PROVIDED DATA START
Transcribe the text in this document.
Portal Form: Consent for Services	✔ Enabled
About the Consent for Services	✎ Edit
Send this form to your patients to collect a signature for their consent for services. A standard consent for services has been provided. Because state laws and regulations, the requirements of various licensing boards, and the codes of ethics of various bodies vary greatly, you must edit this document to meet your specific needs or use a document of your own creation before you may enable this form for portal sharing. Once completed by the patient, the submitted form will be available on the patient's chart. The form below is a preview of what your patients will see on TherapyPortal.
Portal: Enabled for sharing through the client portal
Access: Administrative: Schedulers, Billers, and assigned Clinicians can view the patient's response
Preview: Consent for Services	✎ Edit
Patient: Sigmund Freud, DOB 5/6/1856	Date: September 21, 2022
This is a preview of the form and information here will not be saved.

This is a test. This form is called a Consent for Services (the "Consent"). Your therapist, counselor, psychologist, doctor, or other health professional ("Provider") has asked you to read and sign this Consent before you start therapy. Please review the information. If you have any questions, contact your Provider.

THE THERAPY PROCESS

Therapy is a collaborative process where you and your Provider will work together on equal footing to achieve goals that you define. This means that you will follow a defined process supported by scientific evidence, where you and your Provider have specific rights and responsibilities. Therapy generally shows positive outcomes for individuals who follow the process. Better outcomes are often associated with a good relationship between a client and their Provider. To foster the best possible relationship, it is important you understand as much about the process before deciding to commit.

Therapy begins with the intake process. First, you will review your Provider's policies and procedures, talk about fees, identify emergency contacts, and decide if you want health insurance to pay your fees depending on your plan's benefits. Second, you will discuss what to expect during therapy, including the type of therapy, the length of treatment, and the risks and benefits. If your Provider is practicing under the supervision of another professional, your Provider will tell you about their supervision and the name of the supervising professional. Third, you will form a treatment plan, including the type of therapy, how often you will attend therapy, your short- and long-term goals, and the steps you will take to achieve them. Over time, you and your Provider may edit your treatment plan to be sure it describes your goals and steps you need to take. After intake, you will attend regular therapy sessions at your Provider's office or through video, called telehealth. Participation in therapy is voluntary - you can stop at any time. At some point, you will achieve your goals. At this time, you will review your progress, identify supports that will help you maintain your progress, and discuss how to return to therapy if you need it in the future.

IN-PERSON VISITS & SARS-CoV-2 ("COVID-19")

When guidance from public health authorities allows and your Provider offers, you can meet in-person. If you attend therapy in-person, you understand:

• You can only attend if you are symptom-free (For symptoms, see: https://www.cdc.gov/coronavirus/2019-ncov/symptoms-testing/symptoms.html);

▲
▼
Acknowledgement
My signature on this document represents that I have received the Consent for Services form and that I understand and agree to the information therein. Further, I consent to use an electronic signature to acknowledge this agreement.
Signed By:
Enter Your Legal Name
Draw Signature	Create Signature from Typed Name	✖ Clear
PROVIDED DATA END
» PROMPT
Retype the entries above exactly as they appear.

» THE COMPLETED TASK
Transcribe the text in this document.
Portal Form: Consent for Services	✔ Enabled
About the Consent for Services	✎ Edit
Send this form to your patients to collect a signature for their consent for services. A standard consent for services has been provided. Because state laws and regulations, the requirements of various licensing boards, and the codes of ethics of various bodies vary greatly, you must edit this document to meet your specific needs or use a document of your own creation before you may enable this form for portal sharing. Once completed by the patient, the submitted form will be available on the patient's chart. The form below is a preview of what your patients will see on TherapyPortal.
Portal: Enabled for sharing through the client portal
Access: Administrative: Schedulers, Billers, and assigned Clinicians can view the patient's response
Preview: Consent for Services	✎ Edit
Patient: Sigmund Freud, DOB 5/6/1856	Date: September 21, 2022
This is a preview of the form and information here will not be saved.

This is a test. This form is called a Consent for Services (the "Consent"). Your therapist, counselor, psychologist, doctor, or other health professional ("Provider") has asked you to read and sign this Consent before you start therapy. Please review the information. If you have any questions, contact your Provider.

THE THERAPY PROCESS

Therapy is a collaborative process where you and your Provider will work together on equal footing to achieve goals that you define. This means that you will follow a defined process supported by scientific evidence, where you and your Provider have specific rights and responsibilities. Therapy generally shows positive outcomes for individuals who follow the process. Better outcomes are often associated with a good relationship between a client and their Provider. To foster the best possible relationship, it is important you understand as much about the process before deciding to commit.

Therapy begins with the intake process. First, you will review your Provider's policies and procedures, talk about fees, identify emergency contacts, and decide if you want health insurance to pay your fees depending on your plan's benefits. Second, you will discuss what to expect during therapy, including the type of therapy, the length of treatment, and the risks and benefits. If your Provider is practicing under the supervision of another professional, your Provider will tell you about their supervision and the name of the supervising professional. Third, you will form a treatment plan, including the type of therapy, how often you will attend therapy, your short- and long-term goals, and the steps you will take to achieve them. Over time, you and your Provider may edit your treatment plan to be sure it describes your goals and steps you need to take. After intake, you will attend regular therapy sessions at your Provider's office or through video, called telehealth. Participation in therapy is voluntary - you can stop at any time. At some point, you will achieve your goals. At this time, you will review your progress, identify supports that will help you maintain your progress, and discuss how to return to therapy if you need it in the future.

IN-PERSON VISITS & SARS-CoV-2 ("COVID-19")

When guidance from public health authorities allows and your Provider offers, you can meet in-person. If you attend therapy in-person, you understand:

• You can only attend if you are symptom-free (For symptoms, see: https://www.cdc.gov/coronavirus/2019-ncov/symptoms-testing/symptoms.html);

▲
▼
Acknowledgement
My signature on this document represents that I have received the Consent for Services form and that I understand and agree to the information therein. Further, I consent to use an electronic signature to acknowledge this agreement.
Signed By:
Enter Your Legal Name
Draw Signature	Create Signature from Typed Name	✖ Clear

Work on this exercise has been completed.